• [Task goal]: Take from the data every line in which the word "Anacystis" is found.

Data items
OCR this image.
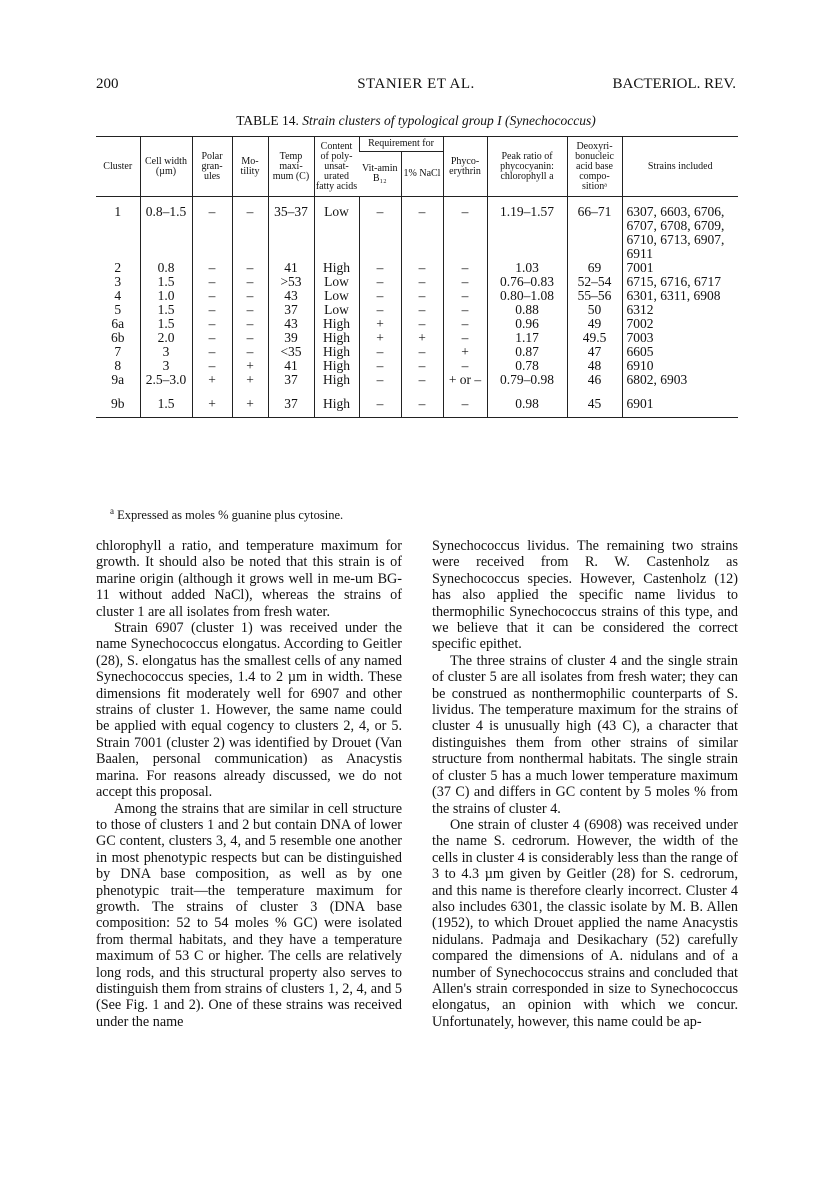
200	STANIER ET AL.	BACTERIOL. REV.
TABLE 14. Strain clusters of typological group I (Synechococcus)
Cluster	Cell width (µm)	Polar gran-ules	Mo-tility	Temp maxi-mum (C)	Content of poly-unsat-urated fatty acids	Requirement for		Phyco-erythrin	Peak ratio of phycocyanin: chlorophyll a	Deoxyri-bonucleic acid base compo-sitionᵃ	Strains included
						Vit-amin B₁₂	1% NaCl				
1	0.8–1.5	–	–	35–37	Low	–	–	–	1.19–1.57	66–71	6307, 6603, 6706, 6707, 6708, 6709, 6710, 6713, 6907, 6911
2	0.8	–	–	41	High	–	–	–	1.03	69	7001
3	1.5	–	–	>53	Low	–	–	–	0.76–0.83	52–54	6715, 6716, 6717
4	1.0	–	–	43	Low	–	–	–	0.80–1.08	55–56	6301, 6311, 6908
5	1.5	–	–	37	Low	–	–	–	0.88	50	6312
6a	1.5	–	–	43	High	+	–	–	0.96	49	7002
6b	2.0	–	–	39	High	+	+	–	1.17	49.5	7003
7	3	–	–	<35	High	–	–	+	0.87	47	6605
8	3	–	+	41	High	–	–	–	0.78	48	6910
9a	2.5–3.0	+	+	37	High	–	–	+ or –	0.79–0.98	46	6802, 6903
9b	1.5	+	+	37	High	–	–	–	0.98	45	6901
$^a$ Expressed as moles % guanine plus cytosine.

chlorophyll a ratio, and temperature maximum for growth. It should also be noted that this strain is of marine origin (although it grows well in me-um BG-11 without added NaCl), whereas the strains of cluster 1 are all isolates from fresh water.

Strain 6907 (cluster 1) was received under the name Synechococcus elongatus. According to Geitler (28), S. elongatus has the smallest cells of any named Synechococcus species, 1.4 to 2 µm in width. These dimensions fit moderately well for 6907 and other strains of cluster 1. However, the same name could be applied with equal cogency to clusters 2, 4, or 5. Strain 7001 (cluster 2) was identified by Drouet (Van Baalen, personal communication) as Anacystis marina. For reasons already discussed, we do not accept this proposal.

Among the strains that are similar in cell structure to those of clusters 1 and 2 but contain DNA of lower GC content, clusters 3, 4, and 5 resemble one another in most phenotypic respects but can be distinguished by DNA base composition, as well as by one phenotypic trait—the temperature maximum for growth. The strains of cluster 3 (DNA base composition: 52 to 54 moles % GC) were isolated from thermal habitats, and they have a temperature maximum of 53 C or higher. The cells are relatively long rods, and this structural property also serves to distinguish them from strains of clusters 1, 2, 4, and 5 (See Fig. 1 and 2). One of these strains was received under the name

Synechococcus lividus. The remaining two strains were received from R. W. Castenholz as Synechococcus species. However, Castenholz (12) has also applied the specific name lividus to thermophilic Synechococcus strains of this type, and we believe that it can be considered the correct specific epithet.

The three strains of cluster 4 and the single strain of cluster 5 are all isolates from fresh water; they can be construed as nonthermophilic counterparts of S. lividus. The temperature maximum for the strains of cluster 4 is unusually high (43 C), a character that distinguishes them from other strains of similar structure from nonthermal habitats. The single strain of cluster 5 has a much lower temperature maximum (37 C) and differs in GC content by 5 moles % from the strains of cluster 4.

One strain of cluster 4 (6908) was received under the name S. cedrorum. However, the width of the cells in cluster 4 is considerably less than the range of 3 to 4.3 µm given by Geitler (28) for S. cedrorum, and this name is therefore clearly incorrect. Cluster 4 also includes 6301, the classic isolate by M. B. Allen (1952), to which Drouet applied the name Anacystis nidulans. Padmaja and Desikachary (52) carefully compared the dimensions of A. nidulans and of a number of Synechococcus strains and concluded that Allen's strain corresponded in size to Synechococcus elongatus, an opinion with which we concur. Unfortunately, however, this name could be ap-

• [Solution to the exercise]:
Strain 6907 (cluster 1) was received under the name Synechococcus elongatus. According to Geitler (28), S. elongatus has the smallest cells of any named Synechococcus species, 1.4 to 2 µm in width. These dimensions fit moderately well for 6907 and other strains of cluster 1. However, the same name could be applied with equal cogency to clusters 2, 4, or 5. Strain 7001 (cluster 2) was identified by Drouet (Van Baalen, personal communication) as Anacystis marina. For reasons already discussed, we do not accept this proposal.
One strain of cluster 4 (6908) was received under the name S. cedrorum. However, the width of the cells in cluster 4 is considerably less than the range of 3 to 4.3 µm given by Geitler (28) for S. cedrorum, and this name is therefore clearly incorrect. Cluster 4 also includes 6301, the classic isolate by M. B. Allen (1952), to which Drouet applied the name Anacystis nidulans. Padmaja and Desikachary (52) carefully compared the dimensions of A. nidulans and of a number of Synechococcus strains and concluded that Allen's strain corresponded in size to Synechococcus elongatus, an opinion with which we concur. Unfortunately, however, this name could be ap-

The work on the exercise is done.